Task to carry out
Copy each line of the data below with the word "tier".
***
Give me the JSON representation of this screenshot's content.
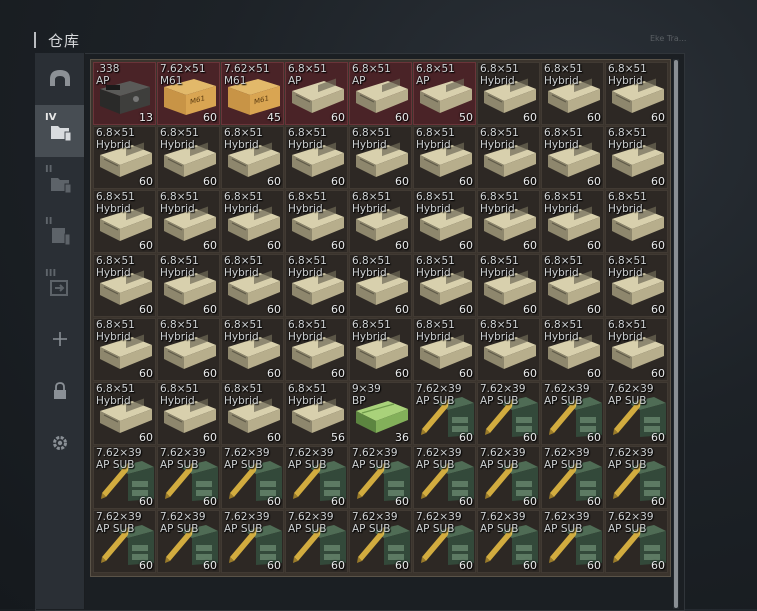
{
  "header": {
    "title": "仓库",
    "faint_text": "Eke Tra..."
  },
  "sidebar": {
    "items": [
      {
        "name": "helmet-icon",
        "label": ""
      },
      {
        "name": "storage-tier-iv",
        "label": "IV"
      },
      {
        "name": "storage-tier-ii",
        "label": "II"
      },
      {
        "name": "storage-tier-ii-b",
        "label": "II"
      },
      {
        "name": "storage-tier-iii",
        "label": "III"
      },
      {
        "name": "add-icon",
        "label": ""
      },
      {
        "name": "lock-icon",
        "label": ""
      },
      {
        "name": "gear-icon",
        "label": ""
      }
    ]
  },
  "colors": {
    "red_cell": "#4a2327",
    "cell": "#2d2824",
    "accent": "#b9bcc0"
  },
  "items": [
    {
      "name": ".338\nAP",
      "count": "13",
      "icon": "black-ammo-case",
      "red": true
    },
    {
      "name": "7.62×51\nM61",
      "count": "60",
      "icon": "wooden-crate",
      "red": true
    },
    {
      "name": "7.62×51\nM61",
      "count": "45",
      "icon": "wooden-crate",
      "red": true
    },
    {
      "name": "6.8×51\nAP",
      "count": "60",
      "icon": "ammo-box",
      "red": true
    },
    {
      "name": "6.8×51\nAP",
      "count": "60",
      "icon": "ammo-box",
      "red": true
    },
    {
      "name": "6.8×51\nAP",
      "count": "50",
      "icon": "ammo-box",
      "red": true
    },
    {
      "name": "6.8×51\nHybrid",
      "count": "60",
      "icon": "ammo-box",
      "red": false
    },
    {
      "name": "6.8×51\nHybrid",
      "count": "60",
      "icon": "ammo-box",
      "red": false
    },
    {
      "name": "6.8×51\nHybrid",
      "count": "60",
      "icon": "ammo-box",
      "red": false
    },
    {
      "name": "6.8×51\nHybrid",
      "count": "60",
      "icon": "ammo-box",
      "red": false
    },
    {
      "name": "6.8×51\nHybrid",
      "count": "60",
      "icon": "ammo-box",
      "red": false
    },
    {
      "name": "6.8×51\nHybrid",
      "count": "60",
      "icon": "ammo-box",
      "red": false
    },
    {
      "name": "6.8×51\nHybrid",
      "count": "60",
      "icon": "ammo-box",
      "red": false
    },
    {
      "name": "6.8×51\nHybrid",
      "count": "60",
      "icon": "ammo-box",
      "red": false
    },
    {
      "name": "6.8×51\nHybrid",
      "count": "60",
      "icon": "ammo-box",
      "red": false
    },
    {
      "name": "6.8×51\nHybrid",
      "count": "60",
      "icon": "ammo-box",
      "red": false
    },
    {
      "name": "6.8×51\nHybrid",
      "count": "60",
      "icon": "ammo-box",
      "red": false
    },
    {
      "name": "6.8×51\nHybrid",
      "count": "60",
      "icon": "ammo-box",
      "red": false
    },
    {
      "name": "6.8×51\nHybrid",
      "count": "60",
      "icon": "ammo-box",
      "red": false
    },
    {
      "name": "6.8×51\nHybrid",
      "count": "60",
      "icon": "ammo-box",
      "red": false
    },
    {
      "name": "6.8×51\nHybrid",
      "count": "60",
      "icon": "ammo-box",
      "red": false
    },
    {
      "name": "6.8×51\nHybrid",
      "count": "60",
      "icon": "ammo-box",
      "red": false
    },
    {
      "name": "6.8×51\nHybrid",
      "count": "60",
      "icon": "ammo-box",
      "red": false
    },
    {
      "name": "6.8×51\nHybrid",
      "count": "60",
      "icon": "ammo-box",
      "red": false
    },
    {
      "name": "6.8×51\nHybrid",
      "count": "60",
      "icon": "ammo-box",
      "red": false
    },
    {
      "name": "6.8×51\nHybrid",
      "count": "60",
      "icon": "ammo-box",
      "red": false
    },
    {
      "name": "6.8×51\nHybrid",
      "count": "60",
      "icon": "ammo-box",
      "red": false
    },
    {
      "name": "6.8×51\nHybrid",
      "count": "60",
      "icon": "ammo-box",
      "red": false
    },
    {
      "name": "6.8×51\nHybrid",
      "count": "60",
      "icon": "ammo-box",
      "red": false
    },
    {
      "name": "6.8×51\nHybrid",
      "count": "60",
      "icon": "ammo-box",
      "red": false
    },
    {
      "name": "6.8×51\nHybrid",
      "count": "60",
      "icon": "ammo-box",
      "red": false
    },
    {
      "name": "6.8×51\nHybrid",
      "count": "60",
      "icon": "ammo-box",
      "red": false
    },
    {
      "name": "6.8×51\nHybrid",
      "count": "60",
      "icon": "ammo-box",
      "red": false
    },
    {
      "name": "6.8×51\nHybrid",
      "count": "60",
      "icon": "ammo-box",
      "red": false
    },
    {
      "name": "6.8×51\nHybrid",
      "count": "60",
      "icon": "ammo-box",
      "red": false
    },
    {
      "name": "6.8×51\nHybrid",
      "count": "60",
      "icon": "ammo-box",
      "red": false
    },
    {
      "name": "6.8×51\nHybrid",
      "count": "60",
      "icon": "ammo-box",
      "red": false
    },
    {
      "name": "6.8×51\nHybrid",
      "count": "60",
      "icon": "ammo-box",
      "red": false
    },
    {
      "name": "6.8×51\nHybrid",
      "count": "60",
      "icon": "ammo-box",
      "red": false
    },
    {
      "name": "6.8×51\nHybrid",
      "count": "60",
      "icon": "ammo-box",
      "red": false
    },
    {
      "name": "6.8×51\nHybrid",
      "count": "60",
      "icon": "ammo-box",
      "red": false
    },
    {
      "name": "6.8×51\nHybrid",
      "count": "60",
      "icon": "ammo-box",
      "red": false
    },
    {
      "name": "6.8×51\nHybrid",
      "count": "60",
      "icon": "ammo-box",
      "red": false
    },
    {
      "name": "6.8×51\nHybrid",
      "count": "60",
      "icon": "ammo-box",
      "red": false
    },
    {
      "name": "6.8×51\nHybrid",
      "count": "60",
      "icon": "ammo-box",
      "red": false
    },
    {
      "name": "6.8×51\nHybrid",
      "count": "60",
      "icon": "ammo-box",
      "red": false
    },
    {
      "name": "6.8×51\nHybrid",
      "count": "60",
      "icon": "ammo-box",
      "red": false
    },
    {
      "name": "6.8×51\nHybrid",
      "count": "60",
      "icon": "ammo-box",
      "red": false
    },
    {
      "name": "6.8×51\nHybrid",
      "count": "56",
      "icon": "ammo-box",
      "red": false
    },
    {
      "name": "9×39\nBP",
      "count": "36",
      "icon": "green-ammo-box",
      "red": false
    },
    {
      "name": "7.62×39\nAP SUB",
      "count": "60",
      "icon": "green-crate-bullet",
      "red": false
    },
    {
      "name": "7.62×39\nAP SUB",
      "count": "60",
      "icon": "green-crate-bullet",
      "red": false
    },
    {
      "name": "7.62×39\nAP SUB",
      "count": "60",
      "icon": "green-crate-bullet",
      "red": false
    },
    {
      "name": "7.62×39\nAP SUB",
      "count": "60",
      "icon": "green-crate-bullet",
      "red": false
    },
    {
      "name": "7.62×39\nAP SUB",
      "count": "60",
      "icon": "green-crate-bullet",
      "red": false
    },
    {
      "name": "7.62×39\nAP SUB",
      "count": "60",
      "icon": "green-crate-bullet",
      "red": false
    },
    {
      "name": "7.62×39\nAP SUB",
      "count": "60",
      "icon": "green-crate-bullet",
      "red": false
    },
    {
      "name": "7.62×39\nAP SUB",
      "count": "60",
      "icon": "green-crate-bullet",
      "red": false
    },
    {
      "name": "7.62×39\nAP SUB",
      "count": "60",
      "icon": "green-crate-bullet",
      "red": false
    },
    {
      "name": "7.62×39\nAP SUB",
      "count": "60",
      "icon": "green-crate-bullet",
      "red": false
    },
    {
      "name": "7.62×39\nAP SUB",
      "count": "60",
      "icon": "green-crate-bullet",
      "red": false
    },
    {
      "name": "7.62×39\nAP SUB",
      "count": "60",
      "icon": "green-crate-bullet",
      "red": false
    },
    {
      "name": "7.62×39\nAP SUB",
      "count": "60",
      "icon": "green-crate-bullet",
      "red": false
    },
    {
      "name": "7.62×39\nAP SUB",
      "count": "60",
      "icon": "green-crate-bullet",
      "red": false
    },
    {
      "name": "7.62×39\nAP SUB",
      "count": "60",
      "icon": "green-crate-bullet",
      "red": false
    },
    {
      "name": "7.62×39\nAP SUB",
      "count": "60",
      "icon": "green-crate-bullet",
      "red": false
    },
    {
      "name": "7.62×39\nAP SUB",
      "count": "60",
      "icon": "green-crate-bullet",
      "red": false
    },
    {
      "name": "7.62×39\nAP SUB",
      "count": "60",
      "icon": "green-crate-bullet",
      "red": false
    },
    {
      "name": "7.62×39\nAP SUB",
      "count": "60",
      "icon": "green-crate-bullet",
      "red": false
    },
    {
      "name": "7.62×39\nAP SUB",
      "count": "60",
      "icon": "green-crate-bullet",
      "red": false
    },
    {
      "name": "7.62×39\nAP SUB",
      "count": "60",
      "icon": "green-crate-bullet",
      "red": false
    },
    {
      "name": "7.62×39\nAP SUB",
      "count": "60",
      "icon": "green-crate-bullet",
      "red": false
    }
  ]
}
***
Exercise result
        "name": "storage-tier-iv",
        "name": "storage-tier-ii",
        "name": "storage-tier-ii-b",
        "name": "storage-tier-iii",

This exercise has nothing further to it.